▶ **AIM OF THE EXERCISE**
Write out each record again exactly as it stands.

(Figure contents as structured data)
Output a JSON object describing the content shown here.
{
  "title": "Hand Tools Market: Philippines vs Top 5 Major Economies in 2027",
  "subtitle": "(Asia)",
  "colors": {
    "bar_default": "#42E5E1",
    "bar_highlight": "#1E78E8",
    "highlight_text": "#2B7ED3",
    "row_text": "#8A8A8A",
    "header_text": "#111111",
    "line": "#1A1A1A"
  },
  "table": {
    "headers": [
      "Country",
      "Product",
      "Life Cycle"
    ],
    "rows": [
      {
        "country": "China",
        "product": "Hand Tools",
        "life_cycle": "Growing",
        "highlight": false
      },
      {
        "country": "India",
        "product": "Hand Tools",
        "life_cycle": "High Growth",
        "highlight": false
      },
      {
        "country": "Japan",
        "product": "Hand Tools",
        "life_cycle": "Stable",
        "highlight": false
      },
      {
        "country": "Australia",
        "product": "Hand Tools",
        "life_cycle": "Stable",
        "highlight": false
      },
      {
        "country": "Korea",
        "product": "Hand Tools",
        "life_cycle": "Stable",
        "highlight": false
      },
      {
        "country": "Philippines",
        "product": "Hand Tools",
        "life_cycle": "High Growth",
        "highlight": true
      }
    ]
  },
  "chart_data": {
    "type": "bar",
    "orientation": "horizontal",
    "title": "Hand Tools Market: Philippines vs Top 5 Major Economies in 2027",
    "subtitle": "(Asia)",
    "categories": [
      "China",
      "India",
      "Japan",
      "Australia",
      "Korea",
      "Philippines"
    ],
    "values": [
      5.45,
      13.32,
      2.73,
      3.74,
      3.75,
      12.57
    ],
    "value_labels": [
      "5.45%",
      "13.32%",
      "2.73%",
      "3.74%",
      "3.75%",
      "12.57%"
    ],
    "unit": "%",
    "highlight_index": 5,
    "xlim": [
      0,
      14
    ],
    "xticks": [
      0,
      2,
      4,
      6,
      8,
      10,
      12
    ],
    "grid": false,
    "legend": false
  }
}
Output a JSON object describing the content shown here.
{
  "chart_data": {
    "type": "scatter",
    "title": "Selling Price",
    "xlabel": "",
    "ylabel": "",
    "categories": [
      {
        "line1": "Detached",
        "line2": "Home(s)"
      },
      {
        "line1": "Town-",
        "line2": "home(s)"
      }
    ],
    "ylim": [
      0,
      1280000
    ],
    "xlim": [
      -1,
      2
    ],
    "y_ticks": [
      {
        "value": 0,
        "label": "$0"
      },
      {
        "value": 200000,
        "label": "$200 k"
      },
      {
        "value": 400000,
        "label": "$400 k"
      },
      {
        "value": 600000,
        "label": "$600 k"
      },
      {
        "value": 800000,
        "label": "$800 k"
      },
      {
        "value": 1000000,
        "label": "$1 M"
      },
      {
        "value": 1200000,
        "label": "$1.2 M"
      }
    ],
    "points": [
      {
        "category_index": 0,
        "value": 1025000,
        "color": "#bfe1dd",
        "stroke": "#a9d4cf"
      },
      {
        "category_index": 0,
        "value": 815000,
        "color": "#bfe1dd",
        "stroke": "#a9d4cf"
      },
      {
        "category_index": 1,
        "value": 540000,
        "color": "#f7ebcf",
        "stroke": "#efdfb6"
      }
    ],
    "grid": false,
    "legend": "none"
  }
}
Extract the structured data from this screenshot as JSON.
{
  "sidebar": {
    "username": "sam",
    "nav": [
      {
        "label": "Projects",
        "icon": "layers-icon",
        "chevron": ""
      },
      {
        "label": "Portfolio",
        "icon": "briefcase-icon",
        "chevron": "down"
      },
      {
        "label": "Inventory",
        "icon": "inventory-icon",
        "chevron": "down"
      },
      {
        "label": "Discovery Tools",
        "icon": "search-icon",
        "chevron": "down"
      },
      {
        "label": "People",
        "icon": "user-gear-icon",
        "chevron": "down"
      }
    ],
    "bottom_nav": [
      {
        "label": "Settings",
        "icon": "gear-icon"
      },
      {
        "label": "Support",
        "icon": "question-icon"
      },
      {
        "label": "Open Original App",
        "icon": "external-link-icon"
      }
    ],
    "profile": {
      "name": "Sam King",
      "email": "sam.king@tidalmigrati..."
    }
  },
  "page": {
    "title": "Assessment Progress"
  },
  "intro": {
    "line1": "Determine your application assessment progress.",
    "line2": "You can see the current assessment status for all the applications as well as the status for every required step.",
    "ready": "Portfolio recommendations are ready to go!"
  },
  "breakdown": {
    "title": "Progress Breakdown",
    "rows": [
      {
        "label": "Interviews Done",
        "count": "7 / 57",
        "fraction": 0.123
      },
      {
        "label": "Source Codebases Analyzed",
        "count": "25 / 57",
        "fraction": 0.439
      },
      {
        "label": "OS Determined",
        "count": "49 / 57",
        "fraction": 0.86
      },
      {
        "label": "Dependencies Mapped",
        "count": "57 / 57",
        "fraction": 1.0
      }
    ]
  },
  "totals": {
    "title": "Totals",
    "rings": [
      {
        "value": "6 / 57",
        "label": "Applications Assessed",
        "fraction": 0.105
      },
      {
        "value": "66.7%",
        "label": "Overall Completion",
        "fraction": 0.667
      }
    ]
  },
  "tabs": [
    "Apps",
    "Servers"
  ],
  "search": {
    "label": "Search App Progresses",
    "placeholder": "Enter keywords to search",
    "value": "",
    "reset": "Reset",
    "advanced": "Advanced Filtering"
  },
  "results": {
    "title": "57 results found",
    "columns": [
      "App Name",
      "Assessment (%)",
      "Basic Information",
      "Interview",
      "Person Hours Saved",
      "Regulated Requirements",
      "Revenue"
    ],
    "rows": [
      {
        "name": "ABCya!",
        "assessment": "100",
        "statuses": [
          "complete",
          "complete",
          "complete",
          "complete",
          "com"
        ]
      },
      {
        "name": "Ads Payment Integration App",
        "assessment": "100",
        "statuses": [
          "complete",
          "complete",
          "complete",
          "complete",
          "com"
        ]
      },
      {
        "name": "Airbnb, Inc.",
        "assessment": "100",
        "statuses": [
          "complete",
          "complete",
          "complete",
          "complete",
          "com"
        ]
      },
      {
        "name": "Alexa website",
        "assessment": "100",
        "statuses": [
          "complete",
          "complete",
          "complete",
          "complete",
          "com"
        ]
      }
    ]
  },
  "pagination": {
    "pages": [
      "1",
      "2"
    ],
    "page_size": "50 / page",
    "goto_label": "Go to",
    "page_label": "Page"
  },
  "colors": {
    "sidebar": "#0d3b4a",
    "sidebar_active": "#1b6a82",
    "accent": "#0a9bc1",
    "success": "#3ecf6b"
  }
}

▶ **REPLY TO THE TASK**
Output a JSON object describing the content shown here.
{
  "title": "Hand Tools Market: Philippines vs Top 5 Major Economies in 2027",
  "subtitle": "(Asia)",
  "colors": {
    "bar_default": "#42E5E1",
    "bar_highlight": "#1E78E8",
    "highlight_text": "#2B7ED3",
    "row_text": "#8A8A8A",
    "header_text": "#111111",
    "line": "#1A1A1A"
  },
  "table": {
    "headers": [
      "Country",
      "Product",
      "Life Cycle"
    ],
    "rows": [
      {
        "country": "China",
        "product": "Hand Tools",
        "life_cycle": "Growing",
        "highlight": false
      },
      {
        "country": "India",
        "product": "Hand Tools",
        "life_cycle": "High Growth",
        "highlight": false
      },
      {
        "country": "Japan",
        "product": "Hand Tools",
        "life_cycle": "Stable",
        "highlight": false
      },
      {
        "country": "Australia",
        "product": "Hand Tools",
        "life_cycle": "Stable",
        "highlight": false
      },
      {
        "country": "Korea",
        "product": "Hand Tools",
        "life_cycle": "Stable",
        "highlight": false
      },
      {
        "country": "Philippines",
        "product": "Hand Tools",
        "life_cycle": "High Growth",
        "highlight": true
      }
    ]
  },
  "chart_data": {
    "type": "bar",
    "orientation": "horizontal",
    "title": "Hand Tools Market: Philippines vs Top 5 Major Economies in 2027",
    "subtitle": "(Asia)",
    "categories": [
      "China",
      "India",
      "Japan",
      "Australia",
      "Korea",
      "Philippines"
    ],
    "values": [
      5.45,
      13.32,
      2.73,
      3.74,
      3.75,
      12.57
    ],
    "value_labels": [
      "5.45%",
      "13.32%",
      "2.73%",
      "3.74%",
      "3.75%",
      "12.57%"
    ],
    "unit": "%",
    "highlight_index": 5,
    "xlim": [
      0,
      14
    ],
    "xticks": [
      0,
      2,
      4,
      6,
      8,
      10,
      12
    ],
    "grid": false,
    "legend": false
  }
}
Output a JSON object describing the content shown here.
{
  "chart_data": {
    "type": "scatter",
    "title": "Selling Price",
    "xlabel": "",
    "ylabel": "",
    "categories": [
      {
        "line1": "Detached",
        "line2": "Home(s)"
      },
      {
        "line1": "Town-",
        "line2": "home(s)"
      }
    ],
    "ylim": [
      0,
      1280000
    ],
    "xlim": [
      -1,
      2
    ],
    "y_ticks": [
      {
        "value": 0,
        "label": "$0"
      },
      {
        "value": 200000,
        "label": "$200 k"
      },
      {
        "value": 400000,
        "label": "$400 k"
      },
      {
        "value": 600000,
        "label": "$600 k"
      },
      {
        "value": 800000,
        "label": "$800 k"
      },
      {
        "value": 1000000,
        "label": "$1 M"
      },
      {
        "value": 1200000,
        "label": "$1.2 M"
      }
    ],
    "points": [
      {
        "category_index": 0,
        "value": 1025000,
        "color": "#bfe1dd",
        "stroke": "#a9d4cf"
      },
      {
        "category_index": 0,
        "value": 815000,
        "color": "#bfe1dd",
        "stroke": "#a9d4cf"
      },
      {
        "category_index": 1,
        "value": 540000,
        "color": "#f7ebcf",
        "stroke": "#efdfb6"
      }
    ],
    "grid": false,
    "legend": "none"
  }
}
Extract the structured data from this screenshot as JSON.
{
  "sidebar": {
    "username": "sam",
    "nav": [
      {
        "label": "Projects",
        "icon": "layers-icon",
        "chevron": ""
      },
      {
        "label": "Portfolio",
        "icon": "briefcase-icon",
        "chevron": "down"
      },
      {
        "label": "Inventory",
        "icon": "inventory-icon",
        "chevron": "down"
      },
      {
        "label": "Discovery Tools",
        "icon": "search-icon",
        "chevron": "down"
      },
      {
        "label": "People",
        "icon": "user-gear-icon",
        "chevron": "down"
      }
    ],
    "bottom_nav": [
      {
        "label": "Settings",
        "icon": "gear-icon"
      },
      {
        "label": "Support",
        "icon": "question-icon"
      },
      {
        "label": "Open Original App",
        "icon": "external-link-icon"
      }
    ],
    "profile": {
      "name": "Sam King",
      "email": "sam.king@tidalmigrati..."
    }
  },
  "page": {
    "title": "Assessment Progress"
  },
  "intro": {
    "line1": "Determine your application assessment progress.",
    "line2": "You can see the current assessment status for all the applications as well as the status for every required step.",
    "ready": "Portfolio recommendations are ready to go!"
  },
  "breakdown": {
    "title": "Progress Breakdown",
    "rows": [
      {
        "label": "Interviews Done",
        "count": "7 / 57",
        "fraction": 0.123
      },
      {
        "label": "Source Codebases Analyzed",
        "count": "25 / 57",
        "fraction": 0.439
      },
      {
        "label": "OS Determined",
        "count": "49 / 57",
        "fraction": 0.86
      },
      {
        "label": "Dependencies Mapped",
        "count": "57 / 57",
        "fraction": 1.0
      }
    ]
  },
  "totals": {
    "title": "Totals",
    "rings": [
      {
        "value": "6 / 57",
        "label": "Applications Assessed",
        "fraction": 0.105
      },
      {
        "value": "66.7%",
        "label": "Overall Completion",
        "fraction": 0.667
      }
    ]
  },
  "tabs": [
    "Apps",
    "Servers"
  ],
  "search": {
    "label": "Search App Progresses",
    "placeholder": "Enter keywords to search",
    "value": "",
    "reset": "Reset",
    "advanced": "Advanced Filtering"
  },
  "results": {
    "title": "57 results found",
    "columns": [
      "App Name",
      "Assessment (%)",
      "Basic Information",
      "Interview",
      "Person Hours Saved",
      "Regulated Requirements",
      "Revenue"
    ],
    "rows": [
      {
        "name": "ABCya!",
        "assessment": "100",
        "statuses": [
          "complete",
          "complete",
          "complete",
          "complete",
          "com"
        ]
      },
      {
        "name": "Ads Payment Integration App",
        "assessment": "100",
        "statuses": [
          "complete",
          "complete",
          "complete",
          "complete",
          "com"
        ]
      },
      {
        "name": "Airbnb, Inc.",
        "assessment": "100",
        "statuses": [
          "complete",
          "complete",
          "complete",
          "complete",
          "com"
        ]
      },
      {
        "name": "Alexa website",
        "assessment": "100",
        "statuses": [
          "complete",
          "complete",
          "complete",
          "complete",
          "com"
        ]
      }
    ]
  },
  "pagination": {
    "pages": [
      "1",
      "2"
    ],
    "page_size": "50 / page",
    "goto_label": "Go to",
    "page_label": "Page"
  },
  "colors": {
    "sidebar": "#0d3b4a",
    "sidebar_active": "#1b6a82",
    "accent": "#0a9bc1",
    "success": "#3ecf6b"
  }
}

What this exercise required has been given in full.